* [Set task]:
Pick out each line of the records in which the word "that" appears.
★ ★ ★ ★ ★ ★ ★
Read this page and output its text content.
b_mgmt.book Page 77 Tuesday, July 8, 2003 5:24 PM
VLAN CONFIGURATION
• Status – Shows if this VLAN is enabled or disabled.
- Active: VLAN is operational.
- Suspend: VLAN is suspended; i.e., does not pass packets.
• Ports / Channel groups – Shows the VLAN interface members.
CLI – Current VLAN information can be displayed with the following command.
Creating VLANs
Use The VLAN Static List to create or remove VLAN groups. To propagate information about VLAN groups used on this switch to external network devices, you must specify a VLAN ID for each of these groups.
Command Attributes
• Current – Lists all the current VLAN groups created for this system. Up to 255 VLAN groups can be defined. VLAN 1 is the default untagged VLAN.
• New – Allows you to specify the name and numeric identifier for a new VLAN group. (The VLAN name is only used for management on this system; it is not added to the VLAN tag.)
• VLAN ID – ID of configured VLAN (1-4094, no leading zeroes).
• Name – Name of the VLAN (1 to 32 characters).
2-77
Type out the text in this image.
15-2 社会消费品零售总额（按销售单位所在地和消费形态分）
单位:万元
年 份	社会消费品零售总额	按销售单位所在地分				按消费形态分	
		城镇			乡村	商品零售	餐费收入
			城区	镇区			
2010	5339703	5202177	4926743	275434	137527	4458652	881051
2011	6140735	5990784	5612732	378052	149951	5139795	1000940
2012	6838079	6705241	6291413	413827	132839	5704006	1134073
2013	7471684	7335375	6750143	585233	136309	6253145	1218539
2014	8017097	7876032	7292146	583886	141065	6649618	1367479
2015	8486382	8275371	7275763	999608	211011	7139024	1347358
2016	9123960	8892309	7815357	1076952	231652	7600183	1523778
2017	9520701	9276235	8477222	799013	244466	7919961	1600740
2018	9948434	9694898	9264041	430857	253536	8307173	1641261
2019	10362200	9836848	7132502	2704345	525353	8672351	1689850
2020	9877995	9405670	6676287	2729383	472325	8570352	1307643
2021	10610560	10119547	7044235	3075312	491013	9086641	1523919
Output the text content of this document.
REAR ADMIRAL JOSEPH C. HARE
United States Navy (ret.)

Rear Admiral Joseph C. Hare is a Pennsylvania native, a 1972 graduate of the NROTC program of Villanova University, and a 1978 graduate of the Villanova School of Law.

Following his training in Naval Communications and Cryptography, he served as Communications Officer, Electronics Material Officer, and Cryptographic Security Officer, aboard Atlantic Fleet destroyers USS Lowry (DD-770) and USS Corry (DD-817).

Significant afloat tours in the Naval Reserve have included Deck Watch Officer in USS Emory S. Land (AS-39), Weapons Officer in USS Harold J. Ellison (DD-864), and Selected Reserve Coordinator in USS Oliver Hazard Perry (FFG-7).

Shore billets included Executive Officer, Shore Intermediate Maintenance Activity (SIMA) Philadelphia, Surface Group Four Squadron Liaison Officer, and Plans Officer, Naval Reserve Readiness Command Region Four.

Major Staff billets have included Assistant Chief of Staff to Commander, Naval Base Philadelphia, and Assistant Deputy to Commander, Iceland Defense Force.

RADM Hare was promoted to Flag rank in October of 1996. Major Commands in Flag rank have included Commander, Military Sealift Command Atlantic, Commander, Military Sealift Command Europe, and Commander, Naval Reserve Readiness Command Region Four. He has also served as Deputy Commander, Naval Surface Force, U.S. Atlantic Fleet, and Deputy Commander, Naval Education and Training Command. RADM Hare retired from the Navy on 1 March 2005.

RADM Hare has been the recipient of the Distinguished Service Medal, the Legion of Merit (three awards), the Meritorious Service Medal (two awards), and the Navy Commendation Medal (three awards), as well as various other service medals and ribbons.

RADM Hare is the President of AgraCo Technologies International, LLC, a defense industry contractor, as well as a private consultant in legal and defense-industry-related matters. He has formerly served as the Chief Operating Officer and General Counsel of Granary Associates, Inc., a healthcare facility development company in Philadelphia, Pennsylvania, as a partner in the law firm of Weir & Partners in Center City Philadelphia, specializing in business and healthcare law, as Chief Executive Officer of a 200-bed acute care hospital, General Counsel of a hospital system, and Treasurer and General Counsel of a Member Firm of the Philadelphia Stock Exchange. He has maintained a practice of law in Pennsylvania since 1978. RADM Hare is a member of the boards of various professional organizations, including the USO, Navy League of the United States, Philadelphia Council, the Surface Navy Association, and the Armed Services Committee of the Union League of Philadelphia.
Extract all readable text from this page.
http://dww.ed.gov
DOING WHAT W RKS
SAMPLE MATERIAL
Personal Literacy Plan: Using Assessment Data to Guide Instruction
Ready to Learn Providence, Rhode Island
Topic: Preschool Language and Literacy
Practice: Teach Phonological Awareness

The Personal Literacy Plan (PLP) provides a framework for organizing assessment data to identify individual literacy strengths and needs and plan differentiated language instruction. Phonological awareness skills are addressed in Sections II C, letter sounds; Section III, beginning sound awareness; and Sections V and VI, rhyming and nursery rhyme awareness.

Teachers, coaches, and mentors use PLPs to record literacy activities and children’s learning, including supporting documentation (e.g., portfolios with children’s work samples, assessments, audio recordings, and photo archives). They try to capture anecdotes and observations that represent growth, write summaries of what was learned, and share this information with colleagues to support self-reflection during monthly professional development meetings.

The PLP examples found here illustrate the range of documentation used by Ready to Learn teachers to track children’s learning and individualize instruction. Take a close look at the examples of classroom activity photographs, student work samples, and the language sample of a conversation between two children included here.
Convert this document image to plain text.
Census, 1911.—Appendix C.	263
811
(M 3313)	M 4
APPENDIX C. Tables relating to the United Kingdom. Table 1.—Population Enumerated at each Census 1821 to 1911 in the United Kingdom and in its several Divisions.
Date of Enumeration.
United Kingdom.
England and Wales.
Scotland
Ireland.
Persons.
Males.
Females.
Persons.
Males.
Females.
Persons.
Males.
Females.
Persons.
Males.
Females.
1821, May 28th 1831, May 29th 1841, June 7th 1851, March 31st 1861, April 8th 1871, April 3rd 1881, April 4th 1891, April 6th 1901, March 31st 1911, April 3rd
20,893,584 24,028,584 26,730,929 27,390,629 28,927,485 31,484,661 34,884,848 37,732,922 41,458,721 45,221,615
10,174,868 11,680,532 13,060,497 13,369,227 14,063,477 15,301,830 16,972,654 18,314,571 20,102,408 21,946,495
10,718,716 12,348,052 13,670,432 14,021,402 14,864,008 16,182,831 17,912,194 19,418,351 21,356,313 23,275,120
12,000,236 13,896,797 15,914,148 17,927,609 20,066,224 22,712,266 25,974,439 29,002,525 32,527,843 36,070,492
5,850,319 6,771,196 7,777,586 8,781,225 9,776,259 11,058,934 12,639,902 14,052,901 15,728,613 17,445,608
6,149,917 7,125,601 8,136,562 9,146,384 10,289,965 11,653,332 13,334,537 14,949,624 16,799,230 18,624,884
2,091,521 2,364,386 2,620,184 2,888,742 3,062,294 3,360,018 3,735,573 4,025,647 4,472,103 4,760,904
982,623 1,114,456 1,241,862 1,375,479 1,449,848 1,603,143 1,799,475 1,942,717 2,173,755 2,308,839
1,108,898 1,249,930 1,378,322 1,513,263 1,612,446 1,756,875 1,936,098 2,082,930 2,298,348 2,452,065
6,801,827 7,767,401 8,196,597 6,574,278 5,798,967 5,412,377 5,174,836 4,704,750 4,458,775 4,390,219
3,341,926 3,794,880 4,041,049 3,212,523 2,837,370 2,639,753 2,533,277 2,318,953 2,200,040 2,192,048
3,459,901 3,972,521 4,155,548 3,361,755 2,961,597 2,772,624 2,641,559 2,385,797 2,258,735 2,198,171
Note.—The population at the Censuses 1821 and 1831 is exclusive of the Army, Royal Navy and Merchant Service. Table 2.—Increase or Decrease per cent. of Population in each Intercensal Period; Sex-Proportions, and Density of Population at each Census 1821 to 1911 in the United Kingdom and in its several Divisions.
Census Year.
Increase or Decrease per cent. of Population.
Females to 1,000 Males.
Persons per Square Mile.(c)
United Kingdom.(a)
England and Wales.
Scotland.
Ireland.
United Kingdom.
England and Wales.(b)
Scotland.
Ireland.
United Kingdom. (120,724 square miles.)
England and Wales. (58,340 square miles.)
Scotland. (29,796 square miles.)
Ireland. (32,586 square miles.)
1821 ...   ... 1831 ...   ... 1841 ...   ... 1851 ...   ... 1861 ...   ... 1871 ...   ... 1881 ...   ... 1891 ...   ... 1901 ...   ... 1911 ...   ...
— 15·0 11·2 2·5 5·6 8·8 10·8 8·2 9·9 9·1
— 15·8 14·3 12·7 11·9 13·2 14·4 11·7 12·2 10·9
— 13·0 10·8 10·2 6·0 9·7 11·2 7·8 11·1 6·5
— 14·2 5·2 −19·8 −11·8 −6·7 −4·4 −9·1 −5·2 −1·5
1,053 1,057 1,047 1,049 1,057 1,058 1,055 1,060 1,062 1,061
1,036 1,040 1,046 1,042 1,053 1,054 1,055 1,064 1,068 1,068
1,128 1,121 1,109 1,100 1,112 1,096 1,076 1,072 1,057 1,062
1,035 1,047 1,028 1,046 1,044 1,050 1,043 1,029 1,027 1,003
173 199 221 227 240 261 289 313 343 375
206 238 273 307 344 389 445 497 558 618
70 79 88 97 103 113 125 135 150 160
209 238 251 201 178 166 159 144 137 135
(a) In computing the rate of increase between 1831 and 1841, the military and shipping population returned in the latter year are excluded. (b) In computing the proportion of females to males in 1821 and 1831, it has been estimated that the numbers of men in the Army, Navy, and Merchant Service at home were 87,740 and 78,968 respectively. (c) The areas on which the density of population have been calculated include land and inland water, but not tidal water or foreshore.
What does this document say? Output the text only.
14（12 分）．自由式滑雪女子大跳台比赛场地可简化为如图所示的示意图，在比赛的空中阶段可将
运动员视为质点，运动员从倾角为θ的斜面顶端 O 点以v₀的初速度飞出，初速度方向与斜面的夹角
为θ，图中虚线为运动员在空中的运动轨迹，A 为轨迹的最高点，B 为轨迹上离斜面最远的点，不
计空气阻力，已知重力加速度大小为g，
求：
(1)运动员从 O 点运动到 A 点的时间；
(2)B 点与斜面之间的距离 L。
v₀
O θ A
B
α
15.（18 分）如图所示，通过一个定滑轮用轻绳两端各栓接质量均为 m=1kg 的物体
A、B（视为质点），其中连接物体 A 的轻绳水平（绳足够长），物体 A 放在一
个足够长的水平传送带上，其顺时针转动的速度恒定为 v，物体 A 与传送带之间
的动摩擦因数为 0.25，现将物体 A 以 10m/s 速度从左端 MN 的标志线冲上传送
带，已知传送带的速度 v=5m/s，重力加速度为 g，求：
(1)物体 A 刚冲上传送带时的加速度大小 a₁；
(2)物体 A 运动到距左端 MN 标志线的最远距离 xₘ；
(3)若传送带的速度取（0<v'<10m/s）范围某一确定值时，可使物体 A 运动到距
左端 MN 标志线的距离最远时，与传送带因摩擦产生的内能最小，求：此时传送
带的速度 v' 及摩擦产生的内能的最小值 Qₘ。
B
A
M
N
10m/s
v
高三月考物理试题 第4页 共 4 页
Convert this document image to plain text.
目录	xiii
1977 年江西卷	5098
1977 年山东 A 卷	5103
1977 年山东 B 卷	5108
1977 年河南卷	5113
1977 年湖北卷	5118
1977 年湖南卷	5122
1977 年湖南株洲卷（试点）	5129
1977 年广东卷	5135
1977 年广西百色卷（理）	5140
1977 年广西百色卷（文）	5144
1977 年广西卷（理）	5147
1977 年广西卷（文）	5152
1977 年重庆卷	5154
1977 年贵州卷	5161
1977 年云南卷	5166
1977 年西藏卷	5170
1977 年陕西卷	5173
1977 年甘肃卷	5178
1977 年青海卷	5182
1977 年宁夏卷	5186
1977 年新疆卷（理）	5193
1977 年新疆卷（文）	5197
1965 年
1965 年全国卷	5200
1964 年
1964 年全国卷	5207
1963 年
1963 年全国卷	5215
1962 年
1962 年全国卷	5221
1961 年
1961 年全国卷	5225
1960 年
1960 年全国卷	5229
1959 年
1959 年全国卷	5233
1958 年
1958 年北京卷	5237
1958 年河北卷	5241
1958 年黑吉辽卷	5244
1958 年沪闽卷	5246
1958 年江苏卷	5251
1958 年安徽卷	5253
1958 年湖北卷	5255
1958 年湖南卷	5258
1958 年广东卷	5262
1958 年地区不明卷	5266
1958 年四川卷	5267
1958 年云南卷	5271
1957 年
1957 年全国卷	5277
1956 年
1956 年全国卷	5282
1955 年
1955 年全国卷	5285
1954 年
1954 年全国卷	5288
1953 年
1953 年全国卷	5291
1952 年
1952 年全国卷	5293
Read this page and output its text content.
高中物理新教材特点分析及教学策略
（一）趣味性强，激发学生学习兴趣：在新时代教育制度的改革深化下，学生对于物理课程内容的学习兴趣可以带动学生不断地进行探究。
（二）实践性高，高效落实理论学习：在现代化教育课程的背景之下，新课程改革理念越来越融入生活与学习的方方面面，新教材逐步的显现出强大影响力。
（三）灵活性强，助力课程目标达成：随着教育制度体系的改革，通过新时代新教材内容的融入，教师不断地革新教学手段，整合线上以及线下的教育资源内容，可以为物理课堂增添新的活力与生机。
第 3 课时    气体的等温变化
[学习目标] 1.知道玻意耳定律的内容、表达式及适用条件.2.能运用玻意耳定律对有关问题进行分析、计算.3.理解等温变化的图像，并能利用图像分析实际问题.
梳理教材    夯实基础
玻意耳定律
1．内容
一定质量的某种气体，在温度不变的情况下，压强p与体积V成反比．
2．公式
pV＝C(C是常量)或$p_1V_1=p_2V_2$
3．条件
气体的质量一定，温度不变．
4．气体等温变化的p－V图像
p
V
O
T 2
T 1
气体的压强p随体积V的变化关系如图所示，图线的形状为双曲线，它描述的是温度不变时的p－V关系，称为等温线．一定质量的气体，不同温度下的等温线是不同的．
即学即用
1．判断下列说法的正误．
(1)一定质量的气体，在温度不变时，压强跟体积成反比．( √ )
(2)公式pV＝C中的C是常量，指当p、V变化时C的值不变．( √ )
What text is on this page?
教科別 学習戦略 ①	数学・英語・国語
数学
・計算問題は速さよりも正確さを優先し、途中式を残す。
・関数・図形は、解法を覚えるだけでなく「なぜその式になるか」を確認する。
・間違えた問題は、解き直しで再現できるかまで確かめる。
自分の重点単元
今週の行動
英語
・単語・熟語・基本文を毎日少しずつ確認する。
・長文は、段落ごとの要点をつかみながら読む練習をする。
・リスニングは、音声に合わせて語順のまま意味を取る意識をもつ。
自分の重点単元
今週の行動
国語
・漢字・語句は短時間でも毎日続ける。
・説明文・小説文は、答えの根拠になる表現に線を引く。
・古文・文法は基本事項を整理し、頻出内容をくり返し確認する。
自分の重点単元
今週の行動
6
★ ★ ★ ★ ★ ★ ★
* [Answer to the exercise]:
Teachers, coaches, and mentors use PLPs to record literacy activities and children’s learning, including supporting documentation (e.g., portfolios with children’s work samples, assessments, audio recordings, and photo archives). They try to capture anecdotes and observations that represent growth, write summaries of what was learned, and share this information with colleagues to support self-reflection during monthly professional development meetings.
(a) In computing the rate of increase between 1831 and 1841, the military and shipping population returned in the latter year are excluded. (b) In computing the proportion of females to males in 1821 and 1831, it has been estimated that the numbers of men in the Army, Navy, and Merchant Service at home were 87,740 and 78,968 respectively. (c) The areas on which the density of population have been calculated include land and inland water, but not tidal water or foreshore.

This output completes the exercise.